**Short exercise:** Below is a block of data; give all of it again word for word.

**Records to use:**
* begin *

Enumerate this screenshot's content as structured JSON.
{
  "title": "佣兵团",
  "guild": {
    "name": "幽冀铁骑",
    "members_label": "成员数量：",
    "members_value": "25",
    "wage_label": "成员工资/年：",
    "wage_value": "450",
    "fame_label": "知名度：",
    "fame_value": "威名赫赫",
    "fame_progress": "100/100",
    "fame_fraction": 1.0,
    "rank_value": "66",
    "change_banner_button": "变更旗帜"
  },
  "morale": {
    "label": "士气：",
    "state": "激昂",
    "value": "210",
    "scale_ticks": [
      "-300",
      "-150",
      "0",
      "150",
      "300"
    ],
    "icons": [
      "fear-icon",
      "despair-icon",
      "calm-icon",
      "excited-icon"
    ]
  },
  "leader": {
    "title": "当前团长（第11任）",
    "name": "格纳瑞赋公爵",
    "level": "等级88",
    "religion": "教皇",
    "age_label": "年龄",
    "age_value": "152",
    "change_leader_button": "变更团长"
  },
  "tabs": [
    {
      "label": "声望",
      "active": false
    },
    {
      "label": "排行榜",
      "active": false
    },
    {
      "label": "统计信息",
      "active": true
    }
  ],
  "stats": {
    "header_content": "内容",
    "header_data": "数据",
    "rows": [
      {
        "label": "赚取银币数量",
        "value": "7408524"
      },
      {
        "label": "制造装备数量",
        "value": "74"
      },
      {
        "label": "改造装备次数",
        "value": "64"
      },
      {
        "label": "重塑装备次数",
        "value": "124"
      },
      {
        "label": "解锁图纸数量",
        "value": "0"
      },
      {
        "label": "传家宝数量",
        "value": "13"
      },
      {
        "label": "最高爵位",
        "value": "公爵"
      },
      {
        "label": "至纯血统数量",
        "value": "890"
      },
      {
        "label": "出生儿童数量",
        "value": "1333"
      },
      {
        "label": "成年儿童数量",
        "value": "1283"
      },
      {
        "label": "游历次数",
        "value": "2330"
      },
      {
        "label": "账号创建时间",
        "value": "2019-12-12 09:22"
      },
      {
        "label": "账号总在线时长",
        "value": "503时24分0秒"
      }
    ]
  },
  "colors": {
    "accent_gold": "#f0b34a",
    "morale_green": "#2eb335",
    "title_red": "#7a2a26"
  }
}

* end *

**Task output:**
Enumerate this screenshot's content as structured JSON.
{
  "title": "佣兵团",
  "guild": {
    "name": "幽冀铁骑",
    "members_label": "成员数量：",
    "members_value": "25",
    "wage_label": "成员工资/年：",
    "wage_value": "450",
    "fame_label": "知名度：",
    "fame_value": "威名赫赫",
    "fame_progress": "100/100",
    "fame_fraction": 1.0,
    "rank_value": "66",
    "change_banner_button": "变更旗帜"
  },
  "morale": {
    "label": "士气：",
    "state": "激昂",
    "value": "210",
    "scale_ticks": [
      "-300",
      "-150",
      "0",
      "150",
      "300"
    ],
    "icons": [
      "fear-icon",
      "despair-icon",
      "calm-icon",
      "excited-icon"
    ]
  },
  "leader": {
    "title": "当前团长（第11任）",
    "name": "格纳瑞赋公爵",
    "level": "等级88",
    "religion": "教皇",
    "age_label": "年龄",
    "age_value": "152",
    "change_leader_button": "变更团长"
  },
  "tabs": [
    {
      "label": "声望",
      "active": false
    },
    {
      "label": "排行榜",
      "active": false
    },
    {
      "label": "统计信息",
      "active": true
    }
  ],
  "stats": {
    "header_content": "内容",
    "header_data": "数据",
    "rows": [
      {
        "label": "赚取银币数量",
        "value": "7408524"
      },
      {
        "label": "制造装备数量",
        "value": "74"
      },
      {
        "label": "改造装备次数",
        "value": "64"
      },
      {
        "label": "重塑装备次数",
        "value": "124"
      },
      {
        "label": "解锁图纸数量",
        "value": "0"
      },
      {
        "label": "传家宝数量",
        "value": "13"
      },
      {
        "label": "最高爵位",
        "value": "公爵"
      },
      {
        "label": "至纯血统数量",
        "value": "890"
      },
      {
        "label": "出生儿童数量",
        "value": "1333"
      },
      {
        "label": "成年儿童数量",
        "value": "1283"
      },
      {
        "label": "游历次数",
        "value": "2330"
      },
      {
        "label": "账号创建时间",
        "value": "2019-12-12 09:22"
      },
      {
        "label": "账号总在线时长",
        "value": "503时24分0秒"
      }
    ]
  },
  "colors": {
    "accent_gold": "#f0b34a",
    "morale_green": "#2eb335",
    "title_red": "#7a2a26"
  }
}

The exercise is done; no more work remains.